* _Figure record extracts_
※ ※ ※

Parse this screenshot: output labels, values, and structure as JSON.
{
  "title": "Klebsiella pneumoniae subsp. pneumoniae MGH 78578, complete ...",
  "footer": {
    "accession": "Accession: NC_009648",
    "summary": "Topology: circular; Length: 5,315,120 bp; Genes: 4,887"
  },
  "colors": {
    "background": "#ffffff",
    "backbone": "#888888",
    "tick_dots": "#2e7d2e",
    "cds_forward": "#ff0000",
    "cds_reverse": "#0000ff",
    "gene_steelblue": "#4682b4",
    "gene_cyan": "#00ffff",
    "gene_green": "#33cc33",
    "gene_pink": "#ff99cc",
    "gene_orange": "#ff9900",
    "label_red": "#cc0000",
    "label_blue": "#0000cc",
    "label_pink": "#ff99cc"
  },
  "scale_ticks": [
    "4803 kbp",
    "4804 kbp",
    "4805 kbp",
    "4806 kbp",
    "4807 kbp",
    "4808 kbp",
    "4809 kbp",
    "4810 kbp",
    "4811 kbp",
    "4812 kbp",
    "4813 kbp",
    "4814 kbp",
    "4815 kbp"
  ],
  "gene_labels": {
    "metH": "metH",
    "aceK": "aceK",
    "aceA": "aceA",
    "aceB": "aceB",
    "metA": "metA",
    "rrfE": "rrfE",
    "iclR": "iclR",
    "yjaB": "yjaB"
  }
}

※ ※ ※

* _TRY IT_
Your task is to restate all of the records above word for word.

* _OUTPUT OF THE EXERCISE_
Parse this screenshot: output labels, values, and structure as JSON.
{
  "title": "Klebsiella pneumoniae subsp. pneumoniae MGH 78578, complete ...",
  "footer": {
    "accession": "Accession: NC_009648",
    "summary": "Topology: circular; Length: 5,315,120 bp; Genes: 4,887"
  },
  "colors": {
    "background": "#ffffff",
    "backbone": "#888888",
    "tick_dots": "#2e7d2e",
    "cds_forward": "#ff0000",
    "cds_reverse": "#0000ff",
    "gene_steelblue": "#4682b4",
    "gene_cyan": "#00ffff",
    "gene_green": "#33cc33",
    "gene_pink": "#ff99cc",
    "gene_orange": "#ff9900",
    "label_red": "#cc0000",
    "label_blue": "#0000cc",
    "label_pink": "#ff99cc"
  },
  "scale_ticks": [
    "4803 kbp",
    "4804 kbp",
    "4805 kbp",
    "4806 kbp",
    "4807 kbp",
    "4808 kbp",
    "4809 kbp",
    "4810 kbp",
    "4811 kbp",
    "4812 kbp",
    "4813 kbp",
    "4814 kbp",
    "4815 kbp"
  ],
  "gene_labels": {
    "metH": "metH",
    "aceK": "aceK",
    "aceA": "aceA",
    "aceB": "aceB",
    "metA": "metA",
    "rrfE": "rrfE",
    "iclR": "iclR",
    "yjaB": "yjaB"
  }
}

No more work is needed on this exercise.